> [DATA TO USE]
☆ ☆ ☆

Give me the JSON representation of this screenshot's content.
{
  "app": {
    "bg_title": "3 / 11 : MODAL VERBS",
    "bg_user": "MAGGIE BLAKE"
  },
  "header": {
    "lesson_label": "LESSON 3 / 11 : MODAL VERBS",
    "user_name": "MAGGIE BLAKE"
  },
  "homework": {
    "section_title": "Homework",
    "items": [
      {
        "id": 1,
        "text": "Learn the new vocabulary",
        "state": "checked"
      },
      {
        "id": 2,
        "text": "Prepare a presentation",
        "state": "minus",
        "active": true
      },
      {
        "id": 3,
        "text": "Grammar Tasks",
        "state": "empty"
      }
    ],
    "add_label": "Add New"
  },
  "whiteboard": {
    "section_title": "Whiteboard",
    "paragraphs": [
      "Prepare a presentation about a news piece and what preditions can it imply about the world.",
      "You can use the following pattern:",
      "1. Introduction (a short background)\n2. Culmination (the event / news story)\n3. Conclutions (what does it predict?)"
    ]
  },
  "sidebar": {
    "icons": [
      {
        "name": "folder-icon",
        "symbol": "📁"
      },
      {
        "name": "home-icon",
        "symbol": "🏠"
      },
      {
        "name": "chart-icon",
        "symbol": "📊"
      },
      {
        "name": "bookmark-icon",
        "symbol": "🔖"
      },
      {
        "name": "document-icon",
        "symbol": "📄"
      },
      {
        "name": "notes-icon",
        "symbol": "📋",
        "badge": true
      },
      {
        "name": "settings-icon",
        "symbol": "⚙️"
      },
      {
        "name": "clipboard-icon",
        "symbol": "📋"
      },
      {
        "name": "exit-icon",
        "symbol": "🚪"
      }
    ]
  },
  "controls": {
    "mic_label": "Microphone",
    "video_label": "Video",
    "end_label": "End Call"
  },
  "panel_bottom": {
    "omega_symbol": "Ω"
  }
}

☆ ☆ ☆

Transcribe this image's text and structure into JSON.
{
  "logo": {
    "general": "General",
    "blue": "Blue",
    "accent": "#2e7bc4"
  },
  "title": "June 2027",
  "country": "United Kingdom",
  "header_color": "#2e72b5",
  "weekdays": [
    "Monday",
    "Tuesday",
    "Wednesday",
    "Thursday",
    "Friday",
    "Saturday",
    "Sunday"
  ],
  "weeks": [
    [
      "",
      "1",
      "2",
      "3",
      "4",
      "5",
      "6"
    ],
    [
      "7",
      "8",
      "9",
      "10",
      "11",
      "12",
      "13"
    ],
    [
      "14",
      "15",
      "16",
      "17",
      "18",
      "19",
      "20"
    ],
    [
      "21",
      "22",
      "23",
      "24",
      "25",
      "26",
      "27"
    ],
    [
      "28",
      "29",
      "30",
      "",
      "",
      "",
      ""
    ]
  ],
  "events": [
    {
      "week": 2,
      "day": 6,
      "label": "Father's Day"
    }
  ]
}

☆ ☆ ☆

> [YOUR TASK]
Pull every line holding "news" out of the records.

> [THE RESPONSE]
      "Prepare a presentation about a news piece and what preditions can it imply about the world.",
      "1. Introduction (a short background)\n2. Culmination (the event / news story)\n3. Conclutions (what does it predict?)"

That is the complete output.